Repeat the listing that follows, character for character, minus the pictures.

SUPPLIED MATERIAL:
···
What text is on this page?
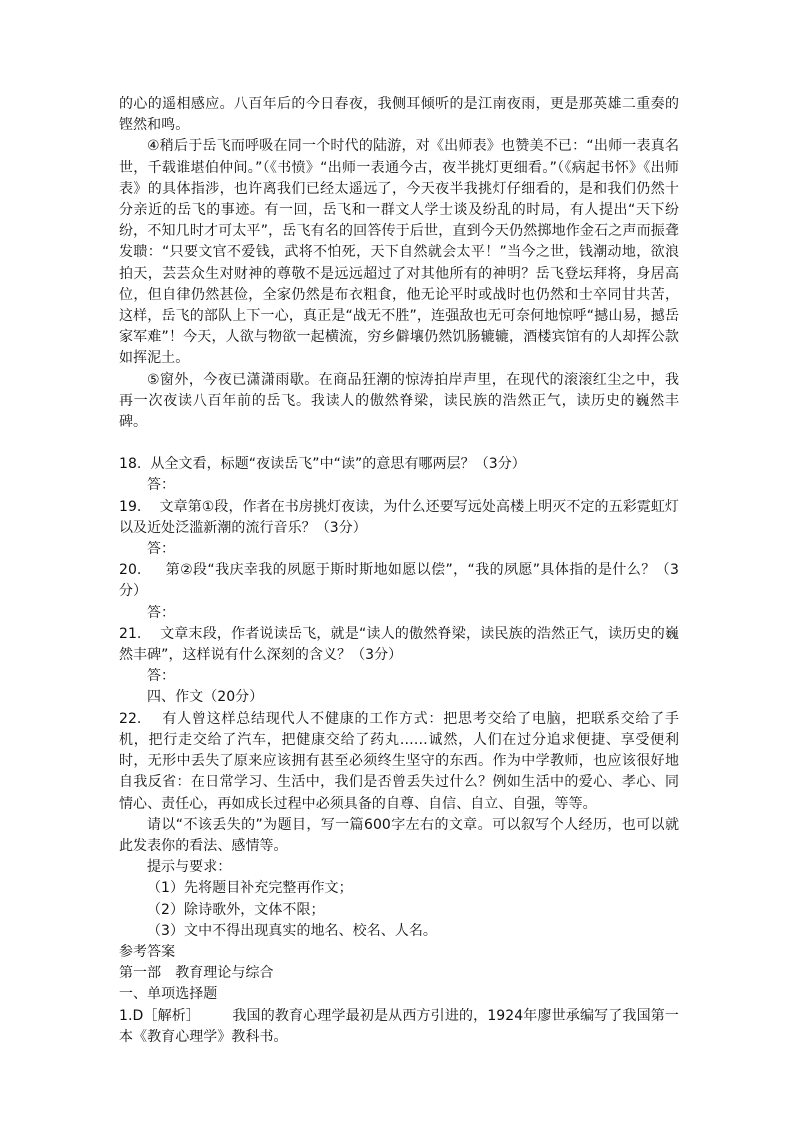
的心的遥相感应。八百年后的今日春夜，我侧耳倾听的是江南夜雨，更是那英雄二重奏的铿然和鸣。

④稍后于岳飞而呼吸在同一个时代的陆游，对《出师表》也赞美不已：“出师一表真名世，千载谁堪伯仲间。”（《书愤》“出师一表通今古，夜半挑灯更细看。”（《病起书怀》《出师表》的具体指涉，也许离我们已经太遥远了，今天夜半我挑灯仔细看的，是和我们仍然十分亲近的岳飞的事迹。有一回，岳飞和一群文人学士谈及纷乱的时局，有人提出“天下纷纷，不知几时才可太平”，岳飞有名的回答传于后世，直到今天仍然掷地作金石之声而振聋发聩：“只要文官不爱钱，武将不怕死，天下自然就会太平！”当今之世，钱潮动地，欲浪拍天，芸芸众生对财神的尊敬不是远远超过了对其他所有的神明？岳飞登坛拜将，身居高位，但自律仍然甚俭，全家仍然是布衣粗食，他无论平时或战时也仍然和士卒同甘共苦，这样，岳飞的部队上下一心，真正是“战无不胜”，连强敌也无可奈何地惊呼“撼山易，撼岳家军难”！今天，人欲与物欲一起横流，穷乡僻壤仍然饥肠辘辘，酒楼宾馆有的人却挥公款如挥泥土。

⑤窗外，今夜已潇潇雨歇。在商品狂潮的惊涛拍岸声里，在现代的滚滚红尘之中，我再一次夜读八百年前的岳飞。我读人的傲然脊梁，读民族的浩然正气，读历史的巍然丰碑。

18. 从全文看，标题“夜读岳飞”中“读”的意思有哪两层？（3分）

答：

19. 文章第①段，作者在书房挑灯夜读，为什么还要写远处高楼上明灭不定的五彩霓虹灯以及近处泛滥新潮的流行音乐？（3分）

答：

20. 第②段“我庆幸我的夙愿于斯时斯地如愿以偿”，“我的夙愿”具体指的是什么？（3分）

答：

21. 文章末段，作者说读岳飞，就是“读人的傲然脊梁，读民族的浩然正气，读历史的巍然丰碑”，这样说有什么深刻的含义？（3分）

答：

四、作文（20分）

22. 有人曾这样总结现代人不健康的工作方式：把思考交给了电脑，把联系交给了手机，把行走交给了汽车，把健康交给了药丸……诚然，人们在过分追求便捷、享受便利时，无形中丢失了原来应该拥有甚至必须终生坚守的东西。作为中学教师，也应该很好地自我反省：在日常学习、生活中，我们是否曾丢失过什么？例如生活中的爱心、孝心、同情心、责任心，再如成长过程中必须具备的自尊、自信、自立、自强，等等。

请以“不该丢失的”为题目，写一篇600字左右的文章。可以叙写个人经历，也可以就此发表你的看法、感情等。

提示与要求：

（1）先将题目补充完整再作文；

（2）除诗歌外，文体不限；

（3）文中不得出现真实的地名、校名、人名。

参考答案

第一部　教育理论与综合

一、单项选择题

1.D［解析］ 我国的教育心理学最初是从西方引进的，1924年廖世承编写了我国第一本《教育心理学》教科书。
···
RESULT OF THIS EXERCISE:
What text is on this page?
的心的遥相感应。八百年后的今日春夜，我侧耳倾听的是江南夜雨，更是那英雄二重奏的铿然和鸣。

④稍后于岳飞而呼吸在同一个时代的陆游，对《出师表》也赞美不已：“出师一表真名世，千载谁堪伯仲间。”（《书愤》“出师一表通今古，夜半挑灯更细看。”（《病起书怀》《出师表》的具体指涉，也许离我们已经太遥远了，今天夜半我挑灯仔细看的，是和我们仍然十分亲近的岳飞的事迹。有一回，岳飞和一群文人学士谈及纷乱的时局，有人提出“天下纷纷，不知几时才可太平”，岳飞有名的回答传于后世，直到今天仍然掷地作金石之声而振聋发聩：“只要文官不爱钱，武将不怕死，天下自然就会太平！”当今之世，钱潮动地，欲浪拍天，芸芸众生对财神的尊敬不是远远超过了对其他所有的神明？岳飞登坛拜将，身居高位，但自律仍然甚俭，全家仍然是布衣粗食，他无论平时或战时也仍然和士卒同甘共苦，这样，岳飞的部队上下一心，真正是“战无不胜”，连强敌也无可奈何地惊呼“撼山易，撼岳家军难”！今天，人欲与物欲一起横流，穷乡僻壤仍然饥肠辘辘，酒楼宾馆有的人却挥公款如挥泥土。

⑤窗外，今夜已潇潇雨歇。在商品狂潮的惊涛拍岸声里，在现代的滚滚红尘之中，我再一次夜读八百年前的岳飞。我读人的傲然脊梁，读民族的浩然正气，读历史的巍然丰碑。

18. 从全文看，标题“夜读岳飞”中“读”的意思有哪两层？（3分）

答：

19. 文章第①段，作者在书房挑灯夜读，为什么还要写远处高楼上明灭不定的五彩霓虹灯以及近处泛滥新潮的流行音乐？（3分）

答：

20. 第②段“我庆幸我的夙愿于斯时斯地如愿以偿”，“我的夙愿”具体指的是什么？（3分）

答：

21. 文章末段，作者说读岳飞，就是“读人的傲然脊梁，读民族的浩然正气，读历史的巍然丰碑”，这样说有什么深刻的含义？（3分）

答：

四、作文（20分）

22. 有人曾这样总结现代人不健康的工作方式：把思考交给了电脑，把联系交给了手机，把行走交给了汽车，把健康交给了药丸……诚然，人们在过分追求便捷、享受便利时，无形中丢失了原来应该拥有甚至必须终生坚守的东西。作为中学教师，也应该很好地自我反省：在日常学习、生活中，我们是否曾丢失过什么？例如生活中的爱心、孝心、同情心、责任心，再如成长过程中必须具备的自尊、自信、自立、自强，等等。

请以“不该丢失的”为题目，写一篇600字左右的文章。可以叙写个人经历，也可以就此发表你的看法、感情等。

提示与要求：

（1）先将题目补充完整再作文；

（2）除诗歌外，文体不限；

（3）文中不得出现真实的地名、校名、人名。

参考答案

第一部　教育理论与综合

一、单项选择题

1.D［解析］ 我国的教育心理学最初是从西方引进的，1924年廖世承编写了我国第一本《教育心理学》教科书。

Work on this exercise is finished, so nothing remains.